*RECORDS PROVIDED*.
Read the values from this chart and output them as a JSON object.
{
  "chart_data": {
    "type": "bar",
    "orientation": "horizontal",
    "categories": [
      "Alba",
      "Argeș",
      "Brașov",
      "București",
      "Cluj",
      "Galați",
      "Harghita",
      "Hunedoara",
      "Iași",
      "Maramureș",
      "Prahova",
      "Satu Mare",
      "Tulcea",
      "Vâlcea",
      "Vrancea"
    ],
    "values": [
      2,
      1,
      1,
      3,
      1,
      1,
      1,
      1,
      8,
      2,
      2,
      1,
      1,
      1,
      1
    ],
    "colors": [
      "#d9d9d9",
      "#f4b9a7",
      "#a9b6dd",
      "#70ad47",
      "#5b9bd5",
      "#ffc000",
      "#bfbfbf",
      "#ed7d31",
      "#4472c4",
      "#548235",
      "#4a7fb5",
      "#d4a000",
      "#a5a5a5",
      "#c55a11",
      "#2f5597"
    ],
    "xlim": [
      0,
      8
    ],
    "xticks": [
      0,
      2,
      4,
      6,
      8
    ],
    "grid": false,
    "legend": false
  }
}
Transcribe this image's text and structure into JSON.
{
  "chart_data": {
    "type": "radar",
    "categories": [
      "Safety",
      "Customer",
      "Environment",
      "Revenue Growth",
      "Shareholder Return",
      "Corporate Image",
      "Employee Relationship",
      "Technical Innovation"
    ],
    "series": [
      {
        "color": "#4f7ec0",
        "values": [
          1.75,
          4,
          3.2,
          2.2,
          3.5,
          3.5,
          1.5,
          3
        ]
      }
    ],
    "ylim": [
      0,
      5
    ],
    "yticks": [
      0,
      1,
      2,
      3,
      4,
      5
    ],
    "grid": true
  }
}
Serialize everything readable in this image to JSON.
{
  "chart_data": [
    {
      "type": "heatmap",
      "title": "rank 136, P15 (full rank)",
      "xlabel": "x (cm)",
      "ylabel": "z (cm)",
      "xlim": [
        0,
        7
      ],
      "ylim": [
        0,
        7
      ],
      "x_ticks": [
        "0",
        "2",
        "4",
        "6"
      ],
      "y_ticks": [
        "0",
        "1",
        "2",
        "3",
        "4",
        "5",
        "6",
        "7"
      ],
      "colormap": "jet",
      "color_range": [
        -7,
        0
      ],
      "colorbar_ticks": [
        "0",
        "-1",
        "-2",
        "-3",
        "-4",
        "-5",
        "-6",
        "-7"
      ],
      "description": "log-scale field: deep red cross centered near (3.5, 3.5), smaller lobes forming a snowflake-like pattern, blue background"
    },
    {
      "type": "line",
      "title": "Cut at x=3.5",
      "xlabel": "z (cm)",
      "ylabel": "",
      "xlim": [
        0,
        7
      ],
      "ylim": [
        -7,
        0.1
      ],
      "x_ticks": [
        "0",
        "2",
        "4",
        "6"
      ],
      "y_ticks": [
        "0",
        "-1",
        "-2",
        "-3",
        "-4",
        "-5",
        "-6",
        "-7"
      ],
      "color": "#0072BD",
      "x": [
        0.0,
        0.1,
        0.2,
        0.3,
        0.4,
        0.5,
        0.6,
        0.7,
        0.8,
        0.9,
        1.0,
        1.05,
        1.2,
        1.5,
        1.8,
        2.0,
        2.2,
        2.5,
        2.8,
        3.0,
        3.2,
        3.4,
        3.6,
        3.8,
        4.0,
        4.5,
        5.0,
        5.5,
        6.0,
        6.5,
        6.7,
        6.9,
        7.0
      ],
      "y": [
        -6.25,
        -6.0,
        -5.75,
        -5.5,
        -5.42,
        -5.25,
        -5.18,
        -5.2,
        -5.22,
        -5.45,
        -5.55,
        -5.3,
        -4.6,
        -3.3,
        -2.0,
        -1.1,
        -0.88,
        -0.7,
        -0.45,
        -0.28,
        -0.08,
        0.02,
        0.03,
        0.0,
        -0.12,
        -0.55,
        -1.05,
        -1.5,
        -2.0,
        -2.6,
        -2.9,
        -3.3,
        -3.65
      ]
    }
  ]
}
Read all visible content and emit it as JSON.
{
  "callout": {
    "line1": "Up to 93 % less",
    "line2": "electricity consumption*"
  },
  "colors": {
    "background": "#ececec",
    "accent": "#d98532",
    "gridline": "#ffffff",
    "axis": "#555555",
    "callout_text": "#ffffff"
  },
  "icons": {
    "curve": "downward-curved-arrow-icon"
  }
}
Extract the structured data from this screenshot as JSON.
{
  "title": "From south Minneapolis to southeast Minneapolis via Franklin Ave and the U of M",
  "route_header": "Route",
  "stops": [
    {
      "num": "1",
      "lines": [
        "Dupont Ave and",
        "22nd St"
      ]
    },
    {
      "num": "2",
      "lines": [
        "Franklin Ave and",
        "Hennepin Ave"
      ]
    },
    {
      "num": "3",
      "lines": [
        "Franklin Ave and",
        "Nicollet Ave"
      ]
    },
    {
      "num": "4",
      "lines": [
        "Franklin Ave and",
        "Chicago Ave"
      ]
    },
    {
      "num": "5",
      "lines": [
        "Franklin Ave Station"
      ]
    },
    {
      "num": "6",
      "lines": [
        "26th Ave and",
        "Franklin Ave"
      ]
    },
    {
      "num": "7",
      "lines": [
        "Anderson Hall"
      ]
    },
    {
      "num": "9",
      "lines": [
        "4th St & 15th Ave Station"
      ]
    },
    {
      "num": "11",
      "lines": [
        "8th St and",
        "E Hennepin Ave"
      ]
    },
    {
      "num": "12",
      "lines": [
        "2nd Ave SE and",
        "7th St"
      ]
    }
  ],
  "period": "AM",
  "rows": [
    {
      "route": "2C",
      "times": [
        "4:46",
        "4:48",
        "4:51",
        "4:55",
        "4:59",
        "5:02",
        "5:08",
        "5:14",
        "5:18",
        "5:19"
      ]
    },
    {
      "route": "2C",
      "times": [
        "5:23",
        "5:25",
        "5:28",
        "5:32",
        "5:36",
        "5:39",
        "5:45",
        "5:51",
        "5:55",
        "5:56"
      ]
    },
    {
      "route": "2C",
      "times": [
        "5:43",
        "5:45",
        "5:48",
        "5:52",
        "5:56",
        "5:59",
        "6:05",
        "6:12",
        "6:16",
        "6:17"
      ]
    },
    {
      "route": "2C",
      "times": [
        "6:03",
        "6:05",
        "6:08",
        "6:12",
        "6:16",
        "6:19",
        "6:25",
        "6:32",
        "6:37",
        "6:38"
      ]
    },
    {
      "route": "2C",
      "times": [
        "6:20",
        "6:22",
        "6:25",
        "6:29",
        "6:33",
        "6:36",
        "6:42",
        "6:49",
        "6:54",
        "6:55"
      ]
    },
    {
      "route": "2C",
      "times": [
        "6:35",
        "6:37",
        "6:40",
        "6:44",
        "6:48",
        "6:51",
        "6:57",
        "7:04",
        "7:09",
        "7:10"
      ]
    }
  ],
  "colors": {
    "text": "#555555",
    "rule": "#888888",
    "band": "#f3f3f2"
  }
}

*WHAT IS BEING ASKED*. Return what is listed above, exactly and completely.

*EXERCISE RESULT*.
Read the values from this chart and output them as a JSON object.
{
  "chart_data": {
    "type": "bar",
    "orientation": "horizontal",
    "categories": [
      "Alba",
      "Argeș",
      "Brașov",
      "București",
      "Cluj",
      "Galați",
      "Harghita",
      "Hunedoara",
      "Iași",
      "Maramureș",
      "Prahova",
      "Satu Mare",
      "Tulcea",
      "Vâlcea",
      "Vrancea"
    ],
    "values": [
      2,
      1,
      1,
      3,
      1,
      1,
      1,
      1,
      8,
      2,
      2,
      1,
      1,
      1,
      1
    ],
    "colors": [
      "#d9d9d9",
      "#f4b9a7",
      "#a9b6dd",
      "#70ad47",
      "#5b9bd5",
      "#ffc000",
      "#bfbfbf",
      "#ed7d31",
      "#4472c4",
      "#548235",
      "#4a7fb5",
      "#d4a000",
      "#a5a5a5",
      "#c55a11",
      "#2f5597"
    ],
    "xlim": [
      0,
      8
    ],
    "xticks": [
      0,
      2,
      4,
      6,
      8
    ],
    "grid": false,
    "legend": false
  }
}
Transcribe this image's text and structure into JSON.
{
  "chart_data": {
    "type": "radar",
    "categories": [
      "Safety",
      "Customer",
      "Environment",
      "Revenue Growth",
      "Shareholder Return",
      "Corporate Image",
      "Employee Relationship",
      "Technical Innovation"
    ],
    "series": [
      {
        "color": "#4f7ec0",
        "values": [
          1.75,
          4,
          3.2,
          2.2,
          3.5,
          3.5,
          1.5,
          3
        ]
      }
    ],
    "ylim": [
      0,
      5
    ],
    "yticks": [
      0,
      1,
      2,
      3,
      4,
      5
    ],
    "grid": true
  }
}
Serialize everything readable in this image to JSON.
{
  "chart_data": [
    {
      "type": "heatmap",
      "title": "rank 136, P15 (full rank)",
      "xlabel": "x (cm)",
      "ylabel": "z (cm)",
      "xlim": [
        0,
        7
      ],
      "ylim": [
        0,
        7
      ],
      "x_ticks": [
        "0",
        "2",
        "4",
        "6"
      ],
      "y_ticks": [
        "0",
        "1",
        "2",
        "3",
        "4",
        "5",
        "6",
        "7"
      ],
      "colormap": "jet",
      "color_range": [
        -7,
        0
      ],
      "colorbar_ticks": [
        "0",
        "-1",
        "-2",
        "-3",
        "-4",
        "-5",
        "-6",
        "-7"
      ],
      "description": "log-scale field: deep red cross centered near (3.5, 3.5), smaller lobes forming a snowflake-like pattern, blue background"
    },
    {
      "type": "line",
      "title": "Cut at x=3.5",
      "xlabel": "z (cm)",
      "ylabel": "",
      "xlim": [
        0,
        7
      ],
      "ylim": [
        -7,
        0.1
      ],
      "x_ticks": [
        "0",
        "2",
        "4",
        "6"
      ],
      "y_ticks": [
        "0",
        "-1",
        "-2",
        "-3",
        "-4",
        "-5",
        "-6",
        "-7"
      ],
      "color": "#0072BD",
      "x": [
        0.0,
        0.1,
        0.2,
        0.3,
        0.4,
        0.5,
        0.6,
        0.7,
        0.8,
        0.9,
        1.0,
        1.05,
        1.2,
        1.5,
        1.8,
        2.0,
        2.2,
        2.5,
        2.8,
        3.0,
        3.2,
        3.4,
        3.6,
        3.8,
        4.0,
        4.5,
        5.0,
        5.5,
        6.0,
        6.5,
        6.7,
        6.9,
        7.0
      ],
      "y": [
        -6.25,
        -6.0,
        -5.75,
        -5.5,
        -5.42,
        -5.25,
        -5.18,
        -5.2,
        -5.22,
        -5.45,
        -5.55,
        -5.3,
        -4.6,
        -3.3,
        -2.0,
        -1.1,
        -0.88,
        -0.7,
        -0.45,
        -0.28,
        -0.08,
        0.02,
        0.03,
        0.0,
        -0.12,
        -0.55,
        -1.05,
        -1.5,
        -2.0,
        -2.6,
        -2.9,
        -3.3,
        -3.65
      ]
    }
  ]
}
Read all visible content and emit it as JSON.
{
  "callout": {
    "line1": "Up to 93 % less",
    "line2": "electricity consumption*"
  },
  "colors": {
    "background": "#ececec",
    "accent": "#d98532",
    "gridline": "#ffffff",
    "axis": "#555555",
    "callout_text": "#ffffff"
  },
  "icons": {
    "curve": "downward-curved-arrow-icon"
  }
}
Extract the structured data from this screenshot as JSON.
{
  "title": "From south Minneapolis to southeast Minneapolis via Franklin Ave and the U of M",
  "route_header": "Route",
  "stops": [
    {
      "num": "1",
      "lines": [
        "Dupont Ave and",
        "22nd St"
      ]
    },
    {
      "num": "2",
      "lines": [
        "Franklin Ave and",
        "Hennepin Ave"
      ]
    },
    {
      "num": "3",
      "lines": [
        "Franklin Ave and",
        "Nicollet Ave"
      ]
    },
    {
      "num": "4",
      "lines": [
        "Franklin Ave and",
        "Chicago Ave"
      ]
    },
    {
      "num": "5",
      "lines": [
        "Franklin Ave Station"
      ]
    },
    {
      "num": "6",
      "lines": [
        "26th Ave and",
        "Franklin Ave"
      ]
    },
    {
      "num": "7",
      "lines": [
        "Anderson Hall"
      ]
    },
    {
      "num": "9",
      "lines": [
        "4th St & 15th Ave Station"
      ]
    },
    {
      "num": "11",
      "lines": [
        "8th St and",
        "E Hennepin Ave"
      ]
    },
    {
      "num": "12",
      "lines": [
        "2nd Ave SE and",
        "7th St"
      ]
    }
  ],
  "period": "AM",
  "rows": [
    {
      "route": "2C",
      "times": [
        "4:46",
        "4:48",
        "4:51",
        "4:55",
        "4:59",
        "5:02",
        "5:08",
        "5:14",
        "5:18",
        "5:19"
      ]
    },
    {
      "route": "2C",
      "times": [
        "5:23",
        "5:25",
        "5:28",
        "5:32",
        "5:36",
        "5:39",
        "5:45",
        "5:51",
        "5:55",
        "5:56"
      ]
    },
    {
      "route": "2C",
      "times": [
        "5:43",
        "5:45",
        "5:48",
        "5:52",
        "5:56",
        "5:59",
        "6:05",
        "6:12",
        "6:16",
        "6:17"
      ]
    },
    {
      "route": "2C",
      "times": [
        "6:03",
        "6:05",
        "6:08",
        "6:12",
        "6:16",
        "6:19",
        "6:25",
        "6:32",
        "6:37",
        "6:38"
      ]
    },
    {
      "route": "2C",
      "times": [
        "6:20",
        "6:22",
        "6:25",
        "6:29",
        "6:33",
        "6:36",
        "6:42",
        "6:49",
        "6:54",
        "6:55"
      ]
    },
    {
      "route": "2C",
      "times": [
        "6:35",
        "6:37",
        "6:40",
        "6:44",
        "6:48",
        "6:51",
        "6:57",
        "7:04",
        "7:09",
        "7:10"
      ]
    }
  ],
  "colors": {
    "text": "#555555",
    "rule": "#888888",
    "band": "#f3f3f2"
  }
}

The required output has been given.